Your instructions >> Say how many lines in the records include the string "Otomatik", adding no other words.

━━━━━━

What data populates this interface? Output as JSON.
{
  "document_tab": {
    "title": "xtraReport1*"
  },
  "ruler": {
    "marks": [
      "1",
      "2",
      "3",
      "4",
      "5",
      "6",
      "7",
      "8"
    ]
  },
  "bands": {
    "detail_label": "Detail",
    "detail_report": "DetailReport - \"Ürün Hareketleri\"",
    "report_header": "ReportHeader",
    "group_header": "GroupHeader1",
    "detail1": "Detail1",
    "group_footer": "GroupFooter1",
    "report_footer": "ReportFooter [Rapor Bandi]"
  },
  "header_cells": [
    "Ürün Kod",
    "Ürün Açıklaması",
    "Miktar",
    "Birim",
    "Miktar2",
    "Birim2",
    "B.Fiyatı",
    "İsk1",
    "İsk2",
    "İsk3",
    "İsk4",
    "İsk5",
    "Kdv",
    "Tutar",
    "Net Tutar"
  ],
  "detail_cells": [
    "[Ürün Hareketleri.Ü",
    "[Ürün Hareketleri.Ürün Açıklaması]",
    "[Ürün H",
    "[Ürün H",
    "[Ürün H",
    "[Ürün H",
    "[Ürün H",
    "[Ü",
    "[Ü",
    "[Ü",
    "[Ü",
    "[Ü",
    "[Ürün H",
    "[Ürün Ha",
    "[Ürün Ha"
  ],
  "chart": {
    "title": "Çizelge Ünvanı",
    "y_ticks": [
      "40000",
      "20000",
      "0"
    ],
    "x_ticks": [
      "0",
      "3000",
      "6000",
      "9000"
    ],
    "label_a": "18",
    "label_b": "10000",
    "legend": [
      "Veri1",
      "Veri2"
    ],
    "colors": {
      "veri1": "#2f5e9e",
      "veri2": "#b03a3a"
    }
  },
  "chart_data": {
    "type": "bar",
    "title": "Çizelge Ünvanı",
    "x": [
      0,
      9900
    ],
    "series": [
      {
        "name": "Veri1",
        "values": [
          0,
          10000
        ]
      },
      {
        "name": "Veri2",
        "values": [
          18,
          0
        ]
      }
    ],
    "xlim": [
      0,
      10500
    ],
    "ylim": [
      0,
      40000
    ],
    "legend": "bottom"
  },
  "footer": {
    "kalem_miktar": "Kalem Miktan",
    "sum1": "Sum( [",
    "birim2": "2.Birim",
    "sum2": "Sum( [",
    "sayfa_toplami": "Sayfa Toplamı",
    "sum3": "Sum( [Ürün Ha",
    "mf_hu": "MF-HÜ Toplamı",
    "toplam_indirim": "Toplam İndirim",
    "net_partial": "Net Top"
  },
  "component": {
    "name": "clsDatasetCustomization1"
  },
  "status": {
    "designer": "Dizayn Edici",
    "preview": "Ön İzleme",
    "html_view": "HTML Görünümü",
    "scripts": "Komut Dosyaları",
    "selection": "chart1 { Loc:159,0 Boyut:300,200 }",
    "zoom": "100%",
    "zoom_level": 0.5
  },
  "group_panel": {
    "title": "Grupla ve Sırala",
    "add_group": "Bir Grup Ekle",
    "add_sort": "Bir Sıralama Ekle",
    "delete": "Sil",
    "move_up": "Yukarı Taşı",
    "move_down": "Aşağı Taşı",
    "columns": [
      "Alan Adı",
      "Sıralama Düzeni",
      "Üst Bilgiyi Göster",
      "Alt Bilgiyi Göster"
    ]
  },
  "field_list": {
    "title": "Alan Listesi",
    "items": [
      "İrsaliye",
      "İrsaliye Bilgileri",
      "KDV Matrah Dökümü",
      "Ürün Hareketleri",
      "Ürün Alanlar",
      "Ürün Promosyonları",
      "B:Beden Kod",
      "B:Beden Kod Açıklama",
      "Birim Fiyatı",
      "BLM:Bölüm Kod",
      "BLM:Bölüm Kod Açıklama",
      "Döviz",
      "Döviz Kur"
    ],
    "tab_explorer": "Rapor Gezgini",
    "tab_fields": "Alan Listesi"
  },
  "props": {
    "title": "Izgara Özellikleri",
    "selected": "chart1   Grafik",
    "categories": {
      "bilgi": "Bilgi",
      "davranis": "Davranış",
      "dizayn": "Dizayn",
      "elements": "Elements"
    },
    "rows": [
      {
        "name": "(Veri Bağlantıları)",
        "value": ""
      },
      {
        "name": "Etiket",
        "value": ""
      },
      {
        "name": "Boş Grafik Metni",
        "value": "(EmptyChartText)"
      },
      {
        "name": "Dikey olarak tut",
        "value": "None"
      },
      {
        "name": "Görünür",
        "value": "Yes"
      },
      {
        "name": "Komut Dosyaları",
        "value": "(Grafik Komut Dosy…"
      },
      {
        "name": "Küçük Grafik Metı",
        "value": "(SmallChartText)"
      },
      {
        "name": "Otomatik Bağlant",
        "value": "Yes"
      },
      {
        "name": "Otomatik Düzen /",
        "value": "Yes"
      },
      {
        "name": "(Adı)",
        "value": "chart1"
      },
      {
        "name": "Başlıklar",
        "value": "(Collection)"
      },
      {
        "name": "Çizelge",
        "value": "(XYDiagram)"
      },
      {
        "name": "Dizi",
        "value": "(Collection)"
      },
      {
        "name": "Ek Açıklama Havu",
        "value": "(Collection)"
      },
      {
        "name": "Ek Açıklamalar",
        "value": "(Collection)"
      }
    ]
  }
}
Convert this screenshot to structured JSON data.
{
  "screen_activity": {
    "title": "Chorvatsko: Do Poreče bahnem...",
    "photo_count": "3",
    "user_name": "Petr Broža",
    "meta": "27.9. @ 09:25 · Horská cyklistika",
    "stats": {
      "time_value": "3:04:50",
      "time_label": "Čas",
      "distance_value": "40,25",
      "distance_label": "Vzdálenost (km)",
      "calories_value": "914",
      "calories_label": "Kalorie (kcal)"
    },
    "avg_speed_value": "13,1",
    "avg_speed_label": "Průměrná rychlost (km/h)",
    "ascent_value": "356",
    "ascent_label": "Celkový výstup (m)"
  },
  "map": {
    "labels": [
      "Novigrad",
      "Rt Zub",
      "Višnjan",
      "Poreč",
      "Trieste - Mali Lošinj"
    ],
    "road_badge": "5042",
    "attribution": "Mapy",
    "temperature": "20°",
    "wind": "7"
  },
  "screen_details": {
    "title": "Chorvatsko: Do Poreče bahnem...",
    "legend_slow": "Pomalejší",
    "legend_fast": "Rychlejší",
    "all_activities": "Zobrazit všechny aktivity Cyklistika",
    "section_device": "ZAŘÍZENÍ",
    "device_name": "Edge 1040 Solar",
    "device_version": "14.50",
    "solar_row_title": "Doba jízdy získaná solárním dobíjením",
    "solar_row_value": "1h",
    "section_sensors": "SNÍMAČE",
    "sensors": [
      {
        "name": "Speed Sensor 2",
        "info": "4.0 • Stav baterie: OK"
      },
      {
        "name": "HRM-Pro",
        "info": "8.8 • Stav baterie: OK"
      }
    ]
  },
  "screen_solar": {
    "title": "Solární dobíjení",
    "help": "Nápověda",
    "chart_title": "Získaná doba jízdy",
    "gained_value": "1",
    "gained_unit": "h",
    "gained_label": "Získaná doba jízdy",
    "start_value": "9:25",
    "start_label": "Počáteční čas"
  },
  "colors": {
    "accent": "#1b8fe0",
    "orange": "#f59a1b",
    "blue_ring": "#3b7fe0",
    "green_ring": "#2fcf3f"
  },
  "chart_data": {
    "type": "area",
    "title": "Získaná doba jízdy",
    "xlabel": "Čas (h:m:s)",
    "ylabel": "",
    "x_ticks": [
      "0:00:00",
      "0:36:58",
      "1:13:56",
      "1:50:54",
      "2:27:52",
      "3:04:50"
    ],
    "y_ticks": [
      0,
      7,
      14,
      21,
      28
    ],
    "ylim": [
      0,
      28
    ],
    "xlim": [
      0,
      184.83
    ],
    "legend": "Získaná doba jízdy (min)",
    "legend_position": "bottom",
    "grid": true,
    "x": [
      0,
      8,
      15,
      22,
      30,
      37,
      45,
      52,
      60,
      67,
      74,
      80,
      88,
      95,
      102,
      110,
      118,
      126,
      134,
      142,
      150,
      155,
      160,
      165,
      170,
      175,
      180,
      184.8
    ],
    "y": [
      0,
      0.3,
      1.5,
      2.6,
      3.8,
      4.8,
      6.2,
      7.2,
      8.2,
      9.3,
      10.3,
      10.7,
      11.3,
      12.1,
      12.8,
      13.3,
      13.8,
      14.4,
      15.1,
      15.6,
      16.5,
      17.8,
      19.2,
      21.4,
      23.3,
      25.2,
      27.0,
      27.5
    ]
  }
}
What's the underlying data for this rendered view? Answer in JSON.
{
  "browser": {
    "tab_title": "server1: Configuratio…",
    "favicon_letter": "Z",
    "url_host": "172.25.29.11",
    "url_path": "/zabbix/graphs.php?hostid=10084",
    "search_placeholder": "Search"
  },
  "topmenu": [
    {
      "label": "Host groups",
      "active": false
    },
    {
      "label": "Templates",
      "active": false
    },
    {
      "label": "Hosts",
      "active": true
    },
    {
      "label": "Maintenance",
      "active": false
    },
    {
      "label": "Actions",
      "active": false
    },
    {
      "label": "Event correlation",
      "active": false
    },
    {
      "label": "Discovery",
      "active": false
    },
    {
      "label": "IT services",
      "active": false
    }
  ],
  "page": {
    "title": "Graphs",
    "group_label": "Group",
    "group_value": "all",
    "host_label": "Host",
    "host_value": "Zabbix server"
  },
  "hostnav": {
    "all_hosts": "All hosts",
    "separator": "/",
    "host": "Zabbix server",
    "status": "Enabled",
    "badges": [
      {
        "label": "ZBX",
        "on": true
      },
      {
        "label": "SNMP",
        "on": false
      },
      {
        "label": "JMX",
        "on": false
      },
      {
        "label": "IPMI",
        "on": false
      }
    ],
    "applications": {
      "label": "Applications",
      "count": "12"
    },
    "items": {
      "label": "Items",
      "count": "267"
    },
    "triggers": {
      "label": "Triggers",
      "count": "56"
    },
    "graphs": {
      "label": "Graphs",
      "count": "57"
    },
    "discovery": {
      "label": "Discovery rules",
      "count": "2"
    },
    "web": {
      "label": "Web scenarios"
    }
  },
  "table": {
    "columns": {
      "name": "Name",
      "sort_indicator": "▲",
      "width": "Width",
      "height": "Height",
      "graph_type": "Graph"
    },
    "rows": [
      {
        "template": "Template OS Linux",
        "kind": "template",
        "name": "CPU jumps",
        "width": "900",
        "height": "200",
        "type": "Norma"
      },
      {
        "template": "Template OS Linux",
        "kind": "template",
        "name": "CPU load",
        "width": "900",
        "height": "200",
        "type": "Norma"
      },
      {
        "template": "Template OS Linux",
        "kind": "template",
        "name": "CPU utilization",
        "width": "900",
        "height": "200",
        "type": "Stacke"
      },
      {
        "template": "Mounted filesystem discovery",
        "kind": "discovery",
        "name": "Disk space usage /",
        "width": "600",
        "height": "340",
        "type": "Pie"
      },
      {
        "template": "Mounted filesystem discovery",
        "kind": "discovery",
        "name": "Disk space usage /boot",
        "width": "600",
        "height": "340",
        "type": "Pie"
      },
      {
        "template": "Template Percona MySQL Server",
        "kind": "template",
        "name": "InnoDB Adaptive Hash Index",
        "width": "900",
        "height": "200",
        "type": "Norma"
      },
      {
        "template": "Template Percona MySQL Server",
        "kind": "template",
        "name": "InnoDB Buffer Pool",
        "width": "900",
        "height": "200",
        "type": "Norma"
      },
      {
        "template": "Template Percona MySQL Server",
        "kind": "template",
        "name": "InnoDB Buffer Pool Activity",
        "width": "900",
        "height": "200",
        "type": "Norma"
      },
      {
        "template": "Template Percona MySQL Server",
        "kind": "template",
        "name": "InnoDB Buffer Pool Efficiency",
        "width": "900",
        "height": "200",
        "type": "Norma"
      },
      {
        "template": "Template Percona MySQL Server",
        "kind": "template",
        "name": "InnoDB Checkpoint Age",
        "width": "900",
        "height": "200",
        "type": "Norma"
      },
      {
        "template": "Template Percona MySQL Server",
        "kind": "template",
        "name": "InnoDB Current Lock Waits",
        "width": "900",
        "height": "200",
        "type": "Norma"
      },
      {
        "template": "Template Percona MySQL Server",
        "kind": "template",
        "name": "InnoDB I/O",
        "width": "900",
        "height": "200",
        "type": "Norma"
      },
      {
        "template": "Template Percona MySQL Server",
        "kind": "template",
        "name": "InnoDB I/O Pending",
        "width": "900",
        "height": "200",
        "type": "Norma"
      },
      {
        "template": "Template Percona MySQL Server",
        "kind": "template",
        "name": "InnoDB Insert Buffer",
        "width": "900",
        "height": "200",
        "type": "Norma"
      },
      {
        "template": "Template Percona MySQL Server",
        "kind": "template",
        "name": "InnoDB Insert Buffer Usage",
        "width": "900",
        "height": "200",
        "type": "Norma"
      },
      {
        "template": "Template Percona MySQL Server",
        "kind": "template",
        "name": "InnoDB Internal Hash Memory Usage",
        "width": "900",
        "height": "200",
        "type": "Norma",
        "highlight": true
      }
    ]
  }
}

━━━━━━

Response >> 2